Dataset records
● ● ●
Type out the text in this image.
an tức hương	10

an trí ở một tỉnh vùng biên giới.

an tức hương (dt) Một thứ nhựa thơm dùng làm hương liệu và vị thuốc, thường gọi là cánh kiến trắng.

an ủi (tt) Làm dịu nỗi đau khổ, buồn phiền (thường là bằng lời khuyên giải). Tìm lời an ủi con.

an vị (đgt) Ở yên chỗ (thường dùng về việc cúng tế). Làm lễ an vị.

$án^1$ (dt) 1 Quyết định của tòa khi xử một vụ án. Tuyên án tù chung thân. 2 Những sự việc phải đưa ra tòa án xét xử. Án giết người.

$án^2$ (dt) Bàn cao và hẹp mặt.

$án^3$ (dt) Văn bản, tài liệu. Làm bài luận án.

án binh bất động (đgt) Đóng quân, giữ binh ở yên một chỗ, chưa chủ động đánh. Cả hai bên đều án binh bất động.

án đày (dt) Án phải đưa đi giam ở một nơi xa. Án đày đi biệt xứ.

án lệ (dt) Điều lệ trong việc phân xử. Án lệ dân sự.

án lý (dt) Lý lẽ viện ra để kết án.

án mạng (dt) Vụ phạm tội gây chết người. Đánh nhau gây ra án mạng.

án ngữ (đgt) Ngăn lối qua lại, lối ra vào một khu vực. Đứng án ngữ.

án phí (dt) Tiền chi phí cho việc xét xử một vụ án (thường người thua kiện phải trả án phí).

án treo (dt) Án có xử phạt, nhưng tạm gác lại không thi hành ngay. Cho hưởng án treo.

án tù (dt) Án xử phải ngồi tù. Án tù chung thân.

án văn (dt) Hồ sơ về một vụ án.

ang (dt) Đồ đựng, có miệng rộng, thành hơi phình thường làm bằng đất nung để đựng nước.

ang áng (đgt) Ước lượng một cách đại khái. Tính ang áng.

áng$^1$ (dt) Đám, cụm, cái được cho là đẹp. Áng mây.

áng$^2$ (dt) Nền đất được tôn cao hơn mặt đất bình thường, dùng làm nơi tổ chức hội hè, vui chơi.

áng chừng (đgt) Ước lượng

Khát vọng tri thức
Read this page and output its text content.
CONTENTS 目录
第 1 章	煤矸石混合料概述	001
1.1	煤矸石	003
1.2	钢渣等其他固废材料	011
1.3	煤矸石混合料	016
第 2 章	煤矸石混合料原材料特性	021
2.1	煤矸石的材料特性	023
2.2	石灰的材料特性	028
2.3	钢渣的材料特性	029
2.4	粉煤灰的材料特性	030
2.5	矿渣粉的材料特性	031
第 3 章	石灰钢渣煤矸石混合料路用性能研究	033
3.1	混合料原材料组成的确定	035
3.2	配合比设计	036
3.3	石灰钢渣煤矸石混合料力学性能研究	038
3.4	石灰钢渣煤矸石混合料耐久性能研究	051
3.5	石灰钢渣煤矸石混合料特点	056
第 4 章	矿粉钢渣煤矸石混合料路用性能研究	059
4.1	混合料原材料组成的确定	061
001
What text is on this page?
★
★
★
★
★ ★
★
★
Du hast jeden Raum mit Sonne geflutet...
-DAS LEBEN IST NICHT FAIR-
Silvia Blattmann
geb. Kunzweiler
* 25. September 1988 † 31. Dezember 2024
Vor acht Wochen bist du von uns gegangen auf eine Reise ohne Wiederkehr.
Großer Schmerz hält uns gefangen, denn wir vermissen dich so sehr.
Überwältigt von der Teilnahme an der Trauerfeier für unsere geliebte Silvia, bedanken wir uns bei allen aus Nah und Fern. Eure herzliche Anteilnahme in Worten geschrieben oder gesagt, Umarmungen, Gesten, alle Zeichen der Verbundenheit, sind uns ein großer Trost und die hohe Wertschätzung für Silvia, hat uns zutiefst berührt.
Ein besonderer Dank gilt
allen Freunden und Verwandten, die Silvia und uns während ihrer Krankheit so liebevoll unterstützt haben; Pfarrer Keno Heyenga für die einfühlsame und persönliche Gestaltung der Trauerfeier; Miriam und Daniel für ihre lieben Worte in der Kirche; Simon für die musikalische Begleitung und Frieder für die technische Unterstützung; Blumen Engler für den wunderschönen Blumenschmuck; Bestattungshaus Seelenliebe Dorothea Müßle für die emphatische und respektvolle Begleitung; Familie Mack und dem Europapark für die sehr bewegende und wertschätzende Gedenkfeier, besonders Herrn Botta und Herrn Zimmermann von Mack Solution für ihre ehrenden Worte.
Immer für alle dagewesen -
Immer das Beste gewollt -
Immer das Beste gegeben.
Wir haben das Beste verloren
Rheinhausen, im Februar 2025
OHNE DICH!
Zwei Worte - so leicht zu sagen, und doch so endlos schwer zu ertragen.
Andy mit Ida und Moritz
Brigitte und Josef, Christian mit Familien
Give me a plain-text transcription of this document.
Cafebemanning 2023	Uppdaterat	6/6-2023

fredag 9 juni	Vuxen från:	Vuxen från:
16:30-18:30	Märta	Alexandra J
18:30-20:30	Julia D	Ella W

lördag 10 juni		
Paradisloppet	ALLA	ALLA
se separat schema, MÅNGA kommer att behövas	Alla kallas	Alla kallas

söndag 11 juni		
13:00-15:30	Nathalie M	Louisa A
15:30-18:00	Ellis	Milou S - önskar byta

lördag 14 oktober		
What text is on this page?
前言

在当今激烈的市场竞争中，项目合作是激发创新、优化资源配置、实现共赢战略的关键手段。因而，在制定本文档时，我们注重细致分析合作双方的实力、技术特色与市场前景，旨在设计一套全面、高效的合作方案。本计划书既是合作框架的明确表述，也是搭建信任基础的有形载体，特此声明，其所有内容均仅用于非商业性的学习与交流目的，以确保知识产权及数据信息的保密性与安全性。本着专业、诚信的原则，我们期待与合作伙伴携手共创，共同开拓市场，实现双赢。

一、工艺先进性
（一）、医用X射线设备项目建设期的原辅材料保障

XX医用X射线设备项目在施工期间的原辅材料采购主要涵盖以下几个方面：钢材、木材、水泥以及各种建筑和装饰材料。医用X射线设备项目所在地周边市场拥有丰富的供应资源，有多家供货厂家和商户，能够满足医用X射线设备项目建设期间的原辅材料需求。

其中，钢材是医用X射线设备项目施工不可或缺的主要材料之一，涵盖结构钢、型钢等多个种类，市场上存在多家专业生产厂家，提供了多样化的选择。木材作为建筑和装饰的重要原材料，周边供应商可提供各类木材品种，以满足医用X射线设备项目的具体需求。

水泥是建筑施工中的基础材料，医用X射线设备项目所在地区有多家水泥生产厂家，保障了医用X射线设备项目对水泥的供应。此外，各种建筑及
● ● ●
## Requirement:
Each line of the material should be echoed exactly.

## Task result:
Type out the text in this image.
an tức hương	10

an trí ở một tỉnh vùng biên giới.

an tức hương (dt) Một thứ nhựa thơm dùng làm hương liệu và vị thuốc, thường gọi là cánh kiến trắng.

an ủi (tt) Làm dịu nỗi đau khổ, buồn phiền (thường là bằng lời khuyên giải). Tìm lời an ủi con.

an vị (đgt) Ở yên chỗ (thường dùng về việc cúng tế). Làm lễ an vị.

$án^1$ (dt) 1 Quyết định của tòa khi xử một vụ án. Tuyên án tù chung thân. 2 Những sự việc phải đưa ra tòa án xét xử. Án giết người.

$án^2$ (dt) Bàn cao và hẹp mặt.

$án^3$ (dt) Văn bản, tài liệu. Làm bài luận án.

án binh bất động (đgt) Đóng quân, giữ binh ở yên một chỗ, chưa chủ động đánh. Cả hai bên đều án binh bất động.

án đày (dt) Án phải đưa đi giam ở một nơi xa. Án đày đi biệt xứ.

án lệ (dt) Điều lệ trong việc phân xử. Án lệ dân sự.

án lý (dt) Lý lẽ viện ra để kết án.

án mạng (dt) Vụ phạm tội gây chết người. Đánh nhau gây ra án mạng.

án ngữ (đgt) Ngăn lối qua lại, lối ra vào một khu vực. Đứng án ngữ.

án phí (dt) Tiền chi phí cho việc xét xử một vụ án (thường người thua kiện phải trả án phí).

án treo (dt) Án có xử phạt, nhưng tạm gác lại không thi hành ngay. Cho hưởng án treo.

án tù (dt) Án xử phải ngồi tù. Án tù chung thân.

án văn (dt) Hồ sơ về một vụ án.

ang (dt) Đồ đựng, có miệng rộng, thành hơi phình thường làm bằng đất nung để đựng nước.

ang áng (đgt) Ước lượng một cách đại khái. Tính ang áng.

áng$^1$ (dt) Đám, cụm, cái được cho là đẹp. Áng mây.

áng$^2$ (dt) Nền đất được tôn cao hơn mặt đất bình thường, dùng làm nơi tổ chức hội hè, vui chơi.

áng chừng (đgt) Ước lượng

Khát vọng tri thức
Read this page and output its text content.
CONTENTS 目录
第 1 章	煤矸石混合料概述	001
1.1	煤矸石	003
1.2	钢渣等其他固废材料	011
1.3	煤矸石混合料	016
第 2 章	煤矸石混合料原材料特性	021
2.1	煤矸石的材料特性	023
2.2	石灰的材料特性	028
2.3	钢渣的材料特性	029
2.4	粉煤灰的材料特性	030
2.5	矿渣粉的材料特性	031
第 3 章	石灰钢渣煤矸石混合料路用性能研究	033
3.1	混合料原材料组成的确定	035
3.2	配合比设计	036
3.3	石灰钢渣煤矸石混合料力学性能研究	038
3.4	石灰钢渣煤矸石混合料耐久性能研究	051
3.5	石灰钢渣煤矸石混合料特点	056
第 4 章	矿粉钢渣煤矸石混合料路用性能研究	059
4.1	混合料原材料组成的确定	061
001
What text is on this page?
★
★
★
★
★ ★
★
★
Du hast jeden Raum mit Sonne geflutet...
-DAS LEBEN IST NICHT FAIR-
Silvia Blattmann
geb. Kunzweiler
* 25. September 1988 † 31. Dezember 2024
Vor acht Wochen bist du von uns gegangen auf eine Reise ohne Wiederkehr.
Großer Schmerz hält uns gefangen, denn wir vermissen dich so sehr.
Überwältigt von der Teilnahme an der Trauerfeier für unsere geliebte Silvia, bedanken wir uns bei allen aus Nah und Fern. Eure herzliche Anteilnahme in Worten geschrieben oder gesagt, Umarmungen, Gesten, alle Zeichen der Verbundenheit, sind uns ein großer Trost und die hohe Wertschätzung für Silvia, hat uns zutiefst berührt.
Ein besonderer Dank gilt
allen Freunden und Verwandten, die Silvia und uns während ihrer Krankheit so liebevoll unterstützt haben; Pfarrer Keno Heyenga für die einfühlsame und persönliche Gestaltung der Trauerfeier; Miriam und Daniel für ihre lieben Worte in der Kirche; Simon für die musikalische Begleitung und Frieder für die technische Unterstützung; Blumen Engler für den wunderschönen Blumenschmuck; Bestattungshaus Seelenliebe Dorothea Müßle für die emphatische und respektvolle Begleitung; Familie Mack und dem Europapark für die sehr bewegende und wertschätzende Gedenkfeier, besonders Herrn Botta und Herrn Zimmermann von Mack Solution für ihre ehrenden Worte.
Immer für alle dagewesen -
Immer das Beste gewollt -
Immer das Beste gegeben.
Wir haben das Beste verloren
Rheinhausen, im Februar 2025
OHNE DICH!
Zwei Worte - so leicht zu sagen, und doch so endlos schwer zu ertragen.
Andy mit Ida und Moritz
Brigitte und Josef, Christian mit Familien
Give me a plain-text transcription of this document.
Cafebemanning 2023	Uppdaterat	6/6-2023

fredag 9 juni	Vuxen från:	Vuxen från:
16:30-18:30	Märta	Alexandra J
18:30-20:30	Julia D	Ella W

lördag 10 juni		
Paradisloppet	ALLA	ALLA
se separat schema, MÅNGA kommer att behövas	Alla kallas	Alla kallas

söndag 11 juni		
13:00-15:30	Nathalie M	Louisa A
15:30-18:00	Ellis	Milou S - önskar byta

lördag 14 oktober		
What text is on this page?
前言

在当今激烈的市场竞争中，项目合作是激发创新、优化资源配置、实现共赢战略的关键手段。因而，在制定本文档时，我们注重细致分析合作双方的实力、技术特色与市场前景，旨在设计一套全面、高效的合作方案。本计划书既是合作框架的明确表述，也是搭建信任基础的有形载体，特此声明，其所有内容均仅用于非商业性的学习与交流目的，以确保知识产权及数据信息的保密性与安全性。本着专业、诚信的原则，我们期待与合作伙伴携手共创，共同开拓市场，实现双赢。

一、工艺先进性
（一）、医用X射线设备项目建设期的原辅材料保障

XX医用X射线设备项目在施工期间的原辅材料采购主要涵盖以下几个方面：钢材、木材、水泥以及各种建筑和装饰材料。医用X射线设备项目所在地周边市场拥有丰富的供应资源，有多家供货厂家和商户，能够满足医用X射线设备项目建设期间的原辅材料需求。

其中，钢材是医用X射线设备项目施工不可或缺的主要材料之一，涵盖结构钢、型钢等多个种类，市场上存在多家专业生产厂家，提供了多样化的选择。木材作为建筑和装饰的重要原材料，周边供应商可提供各类木材品种，以满足医用X射线设备项目的具体需求。

水泥是建筑施工中的基础材料，医用X射线设备项目所在地区有多家水泥生产厂家，保障了医用X射线设备项目对水泥的供应。此外，各种建筑及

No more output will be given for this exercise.